• EXERCISE INSTRUCTIONS:
Could you give all the records again with every "stats-key" swapped for "stats-label" and nothing else altered?

• INFORMATION GIVEN:
--- start ---
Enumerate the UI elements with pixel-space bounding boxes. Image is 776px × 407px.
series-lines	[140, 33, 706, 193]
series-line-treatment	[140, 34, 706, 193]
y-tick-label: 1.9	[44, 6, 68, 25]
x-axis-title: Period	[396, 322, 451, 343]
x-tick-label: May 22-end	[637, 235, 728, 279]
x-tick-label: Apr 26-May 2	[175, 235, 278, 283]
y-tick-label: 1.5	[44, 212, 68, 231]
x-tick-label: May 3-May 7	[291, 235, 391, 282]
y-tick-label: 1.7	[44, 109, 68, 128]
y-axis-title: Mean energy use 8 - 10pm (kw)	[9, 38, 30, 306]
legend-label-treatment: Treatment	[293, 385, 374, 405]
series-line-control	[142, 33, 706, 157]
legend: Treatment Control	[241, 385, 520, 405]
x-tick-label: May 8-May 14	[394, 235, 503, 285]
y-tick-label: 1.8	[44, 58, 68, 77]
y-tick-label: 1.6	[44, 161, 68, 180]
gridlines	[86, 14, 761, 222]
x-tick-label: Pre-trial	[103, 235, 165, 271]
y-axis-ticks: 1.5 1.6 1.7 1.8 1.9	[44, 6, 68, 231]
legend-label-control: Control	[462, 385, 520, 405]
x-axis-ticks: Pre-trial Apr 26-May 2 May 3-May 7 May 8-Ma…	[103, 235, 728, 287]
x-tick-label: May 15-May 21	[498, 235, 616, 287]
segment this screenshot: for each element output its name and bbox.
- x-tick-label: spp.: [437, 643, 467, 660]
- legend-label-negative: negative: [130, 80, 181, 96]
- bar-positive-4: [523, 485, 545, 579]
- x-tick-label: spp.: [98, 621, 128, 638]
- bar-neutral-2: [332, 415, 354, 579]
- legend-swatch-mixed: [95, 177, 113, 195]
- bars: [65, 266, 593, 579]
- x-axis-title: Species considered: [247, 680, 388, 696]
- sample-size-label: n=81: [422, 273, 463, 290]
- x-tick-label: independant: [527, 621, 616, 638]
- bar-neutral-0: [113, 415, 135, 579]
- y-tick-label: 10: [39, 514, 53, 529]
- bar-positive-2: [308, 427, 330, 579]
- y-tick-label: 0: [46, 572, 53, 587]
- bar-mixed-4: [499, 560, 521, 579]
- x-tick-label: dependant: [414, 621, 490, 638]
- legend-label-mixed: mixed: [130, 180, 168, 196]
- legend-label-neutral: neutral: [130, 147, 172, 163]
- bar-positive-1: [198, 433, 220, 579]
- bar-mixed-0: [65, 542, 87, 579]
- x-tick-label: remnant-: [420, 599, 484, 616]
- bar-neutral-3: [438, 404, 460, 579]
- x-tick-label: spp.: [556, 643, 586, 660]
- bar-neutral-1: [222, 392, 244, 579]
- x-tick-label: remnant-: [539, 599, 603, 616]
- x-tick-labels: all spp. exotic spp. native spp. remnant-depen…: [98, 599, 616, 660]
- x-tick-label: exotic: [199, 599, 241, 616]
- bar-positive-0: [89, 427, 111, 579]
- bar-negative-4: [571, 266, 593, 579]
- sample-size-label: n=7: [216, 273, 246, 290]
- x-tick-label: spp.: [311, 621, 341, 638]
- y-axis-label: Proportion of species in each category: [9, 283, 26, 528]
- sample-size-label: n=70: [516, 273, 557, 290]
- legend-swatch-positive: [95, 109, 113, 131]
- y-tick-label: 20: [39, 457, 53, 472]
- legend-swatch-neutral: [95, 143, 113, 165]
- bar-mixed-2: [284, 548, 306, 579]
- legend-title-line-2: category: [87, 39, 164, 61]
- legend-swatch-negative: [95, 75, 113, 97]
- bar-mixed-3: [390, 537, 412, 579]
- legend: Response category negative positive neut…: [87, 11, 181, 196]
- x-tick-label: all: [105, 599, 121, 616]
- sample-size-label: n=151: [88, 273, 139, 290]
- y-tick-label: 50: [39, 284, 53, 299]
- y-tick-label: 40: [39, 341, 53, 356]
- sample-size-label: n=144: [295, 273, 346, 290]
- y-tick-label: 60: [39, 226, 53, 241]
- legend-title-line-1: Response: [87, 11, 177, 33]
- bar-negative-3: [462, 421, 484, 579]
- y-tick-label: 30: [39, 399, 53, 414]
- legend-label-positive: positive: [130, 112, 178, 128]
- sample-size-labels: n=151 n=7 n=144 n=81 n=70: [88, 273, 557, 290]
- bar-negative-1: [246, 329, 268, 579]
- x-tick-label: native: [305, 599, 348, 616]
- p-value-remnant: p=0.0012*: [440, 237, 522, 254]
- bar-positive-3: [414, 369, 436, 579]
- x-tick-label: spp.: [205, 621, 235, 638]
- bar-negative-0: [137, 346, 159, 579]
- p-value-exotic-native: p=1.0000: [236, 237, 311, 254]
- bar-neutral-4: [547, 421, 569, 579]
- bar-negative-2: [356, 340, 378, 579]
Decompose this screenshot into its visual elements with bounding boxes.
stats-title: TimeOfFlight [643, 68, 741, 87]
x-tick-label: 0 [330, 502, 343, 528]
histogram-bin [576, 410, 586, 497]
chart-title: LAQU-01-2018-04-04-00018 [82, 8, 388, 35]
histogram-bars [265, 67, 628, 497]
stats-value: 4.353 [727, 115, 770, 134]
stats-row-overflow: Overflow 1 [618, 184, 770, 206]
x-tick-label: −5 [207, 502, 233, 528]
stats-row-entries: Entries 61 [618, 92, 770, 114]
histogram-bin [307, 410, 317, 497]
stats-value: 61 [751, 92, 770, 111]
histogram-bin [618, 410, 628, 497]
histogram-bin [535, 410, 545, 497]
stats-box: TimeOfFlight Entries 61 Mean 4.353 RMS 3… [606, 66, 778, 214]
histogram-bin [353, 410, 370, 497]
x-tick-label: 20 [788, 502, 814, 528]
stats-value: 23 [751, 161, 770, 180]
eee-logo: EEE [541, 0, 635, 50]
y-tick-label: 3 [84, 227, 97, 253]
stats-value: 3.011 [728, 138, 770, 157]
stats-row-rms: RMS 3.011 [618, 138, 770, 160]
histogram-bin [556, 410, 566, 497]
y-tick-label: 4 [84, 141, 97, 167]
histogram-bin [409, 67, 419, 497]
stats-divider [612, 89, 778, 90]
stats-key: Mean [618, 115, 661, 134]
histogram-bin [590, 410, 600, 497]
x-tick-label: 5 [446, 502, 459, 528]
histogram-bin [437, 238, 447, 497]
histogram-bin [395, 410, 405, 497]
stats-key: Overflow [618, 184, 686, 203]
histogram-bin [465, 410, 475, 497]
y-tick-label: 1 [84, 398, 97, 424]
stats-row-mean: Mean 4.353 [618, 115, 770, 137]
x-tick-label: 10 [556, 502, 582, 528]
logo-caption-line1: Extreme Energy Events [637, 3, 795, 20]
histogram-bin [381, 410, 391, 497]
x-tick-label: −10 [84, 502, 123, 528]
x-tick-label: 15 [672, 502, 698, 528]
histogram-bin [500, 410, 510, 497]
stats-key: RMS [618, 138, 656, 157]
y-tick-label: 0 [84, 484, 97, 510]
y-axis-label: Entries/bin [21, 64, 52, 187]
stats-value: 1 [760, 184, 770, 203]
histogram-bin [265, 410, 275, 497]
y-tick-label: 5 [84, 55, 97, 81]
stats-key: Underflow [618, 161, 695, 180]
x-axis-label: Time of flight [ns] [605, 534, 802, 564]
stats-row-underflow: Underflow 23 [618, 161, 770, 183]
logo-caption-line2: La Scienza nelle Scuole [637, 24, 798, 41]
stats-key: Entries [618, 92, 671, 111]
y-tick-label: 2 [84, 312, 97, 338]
--- end ---
• SOLUTION TO THE EXERCISE:
Enumerate the UI elements with pixel-space bounding boxes. Image is 776px × 407px.
series-lines	[140, 33, 706, 193]
series-line-treatment	[140, 34, 706, 193]
y-tick-label: 1.9	[44, 6, 68, 25]
x-axis-title: Period	[396, 322, 451, 343]
x-tick-label: May 22-end	[637, 235, 728, 279]
x-tick-label: Apr 26-May 2	[175, 235, 278, 283]
y-tick-label: 1.5	[44, 212, 68, 231]
x-tick-label: May 3-May 7	[291, 235, 391, 282]
y-tick-label: 1.7	[44, 109, 68, 128]
y-axis-title: Mean energy use 8 - 10pm (kw)	[9, 38, 30, 306]
legend-label-treatment: Treatment	[293, 385, 374, 405]
series-line-control	[142, 33, 706, 157]
legend: Treatment Control	[241, 385, 520, 405]
x-tick-label: May 8-May 14	[394, 235, 503, 285]
y-tick-label: 1.8	[44, 58, 68, 77]
y-tick-label: 1.6	[44, 161, 68, 180]
gridlines	[86, 14, 761, 222]
x-tick-label: Pre-trial	[103, 235, 165, 271]
y-axis-ticks: 1.5 1.6 1.7 1.8 1.9	[44, 6, 68, 231]
legend-label-control: Control	[462, 385, 520, 405]
x-axis-ticks: Pre-trial Apr 26-May 2 May 3-May 7 May 8-Ma…	[103, 235, 728, 287]
x-tick-label: May 15-May 21	[498, 235, 616, 287]
segment this screenshot: for each element output its name and bbox.
- x-tick-label: spp.: [437, 643, 467, 660]
- legend-label-negative: negative: [130, 80, 181, 96]
- bar-positive-4: [523, 485, 545, 579]
- x-tick-label: spp.: [98, 621, 128, 638]
- bar-neutral-2: [332, 415, 354, 579]
- legend-swatch-mixed: [95, 177, 113, 195]
- bars: [65, 266, 593, 579]
- x-axis-title: Species considered: [247, 680, 388, 696]
- sample-size-label: n=81: [422, 273, 463, 290]
- x-tick-label: independant: [527, 621, 616, 638]
- bar-neutral-0: [113, 415, 135, 579]
- y-tick-label: 10: [39, 514, 53, 529]
- bar-positive-2: [308, 427, 330, 579]
- y-tick-label: 0: [46, 572, 53, 587]
- bar-mixed-4: [499, 560, 521, 579]
- x-tick-label: dependant: [414, 621, 490, 638]
- legend-label-mixed: mixed: [130, 180, 168, 196]
- legend-label-neutral: neutral: [130, 147, 172, 163]
- bar-positive-1: [198, 433, 220, 579]
- bar-mixed-0: [65, 542, 87, 579]
- x-tick-label: remnant-: [420, 599, 484, 616]
- bar-neutral-3: [438, 404, 460, 579]
- x-tick-label: spp.: [556, 643, 586, 660]
- bar-neutral-1: [222, 392, 244, 579]
- x-tick-label: remnant-: [539, 599, 603, 616]
- x-tick-labels: all spp. exotic spp. native spp. remnant-depen…: [98, 599, 616, 660]
- x-tick-label: exotic: [199, 599, 241, 616]
- bar-positive-0: [89, 427, 111, 579]
- bar-negative-4: [571, 266, 593, 579]
- sample-size-label: n=7: [216, 273, 246, 290]
- x-tick-label: spp.: [311, 621, 341, 638]
- y-axis-label: Proportion of species in each category: [9, 283, 26, 528]
- sample-size-label: n=70: [516, 273, 557, 290]
- legend-swatch-positive: [95, 109, 113, 131]
- y-tick-label: 20: [39, 457, 53, 472]
- legend-swatch-neutral: [95, 143, 113, 165]
- bar-mixed-2: [284, 548, 306, 579]
- legend-title-line-2: category: [87, 39, 164, 61]
- legend-swatch-negative: [95, 75, 113, 97]
- bar-mixed-3: [390, 537, 412, 579]
- legend: Response category negative positive neut…: [87, 11, 181, 196]
- x-tick-label: all: [105, 599, 121, 616]
- sample-size-label: n=151: [88, 273, 139, 290]
- y-tick-label: 50: [39, 284, 53, 299]
- y-tick-label: 40: [39, 341, 53, 356]
- sample-size-label: n=144: [295, 273, 346, 290]
- y-tick-label: 60: [39, 226, 53, 241]
- legend-title-line-1: Response: [87, 11, 177, 33]
- bar-negative-3: [462, 421, 484, 579]
- y-tick-label: 30: [39, 399, 53, 414]
- legend-label-positive: positive: [130, 112, 178, 128]
- sample-size-labels: n=151 n=7 n=144 n=81 n=70: [88, 273, 557, 290]
- bar-negative-1: [246, 329, 268, 579]
- x-tick-label: native: [305, 599, 348, 616]
- p-value-remnant: p=0.0012*: [440, 237, 522, 254]
- bar-positive-3: [414, 369, 436, 579]
- x-tick-label: spp.: [205, 621, 235, 638]
- bar-negative-0: [137, 346, 159, 579]
- p-value-exotic-native: p=1.0000: [236, 237, 311, 254]
- bar-neutral-4: [547, 421, 569, 579]
- bar-negative-2: [356, 340, 378, 579]
Decompose this screenshot into its visual elements with bounding boxes.
stats-title: TimeOfFlight [643, 68, 741, 87]
x-tick-label: 0 [330, 502, 343, 528]
histogram-bin [576, 410, 586, 497]
chart-title: LAQU-01-2018-04-04-00018 [82, 8, 388, 35]
histogram-bars [265, 67, 628, 497]
stats-value: 4.353 [727, 115, 770, 134]
stats-row-overflow: Overflow 1 [618, 184, 770, 206]
x-tick-label: −5 [207, 502, 233, 528]
stats-row-entries: Entries 61 [618, 92, 770, 114]
histogram-bin [307, 410, 317, 497]
stats-value: 61 [751, 92, 770, 111]
histogram-bin [618, 410, 628, 497]
histogram-bin [535, 410, 545, 497]
stats-box: TimeOfFlight Entries 61 Mean 4.353 RMS 3… [606, 66, 778, 214]
histogram-bin [353, 410, 370, 497]
x-tick-label: 20 [788, 502, 814, 528]
stats-value: 23 [751, 161, 770, 180]
eee-logo: EEE [541, 0, 635, 50]
y-tick-label: 3 [84, 227, 97, 253]
stats-value: 3.011 [728, 138, 770, 157]
stats-row-rms: RMS 3.011 [618, 138, 770, 160]
histogram-bin [556, 410, 566, 497]
y-tick-label: 4 [84, 141, 97, 167]
histogram-bin [409, 67, 419, 497]
stats-divider [612, 89, 778, 90]
stats-label: Mean [618, 115, 661, 134]
histogram-bin [590, 410, 600, 497]
x-tick-label: 5 [446, 502, 459, 528]
histogram-bin [437, 238, 447, 497]
histogram-bin [395, 410, 405, 497]
stats-label: Overflow [618, 184, 686, 203]
histogram-bin [465, 410, 475, 497]
y-tick-label: 1 [84, 398, 97, 424]
stats-row-mean: Mean 4.353 [618, 115, 770, 137]
x-tick-label: 10 [556, 502, 582, 528]
logo-caption-line1: Extreme Energy Events [637, 3, 795, 20]
histogram-bin [381, 410, 391, 497]
x-tick-label: −10 [84, 502, 123, 528]
x-tick-label: 15 [672, 502, 698, 528]
histogram-bin [500, 410, 510, 497]
stats-label: RMS [618, 138, 656, 157]
y-tick-label: 0 [84, 484, 97, 510]
y-axis-label: Entries/bin [21, 64, 52, 187]
stats-value: 1 [760, 184, 770, 203]
histogram-bin [265, 410, 275, 497]
y-tick-label: 5 [84, 55, 97, 81]
stats-label: Underflow [618, 161, 695, 180]
x-axis-label: Time of flight [ns] [605, 534, 802, 564]
stats-row-underflow: Underflow 23 [618, 161, 770, 183]
logo-caption-line2: La Scienza nelle Scuole [637, 24, 798, 41]
stats-label: Entries [618, 92, 671, 111]
y-tick-label: 2 [84, 312, 97, 338]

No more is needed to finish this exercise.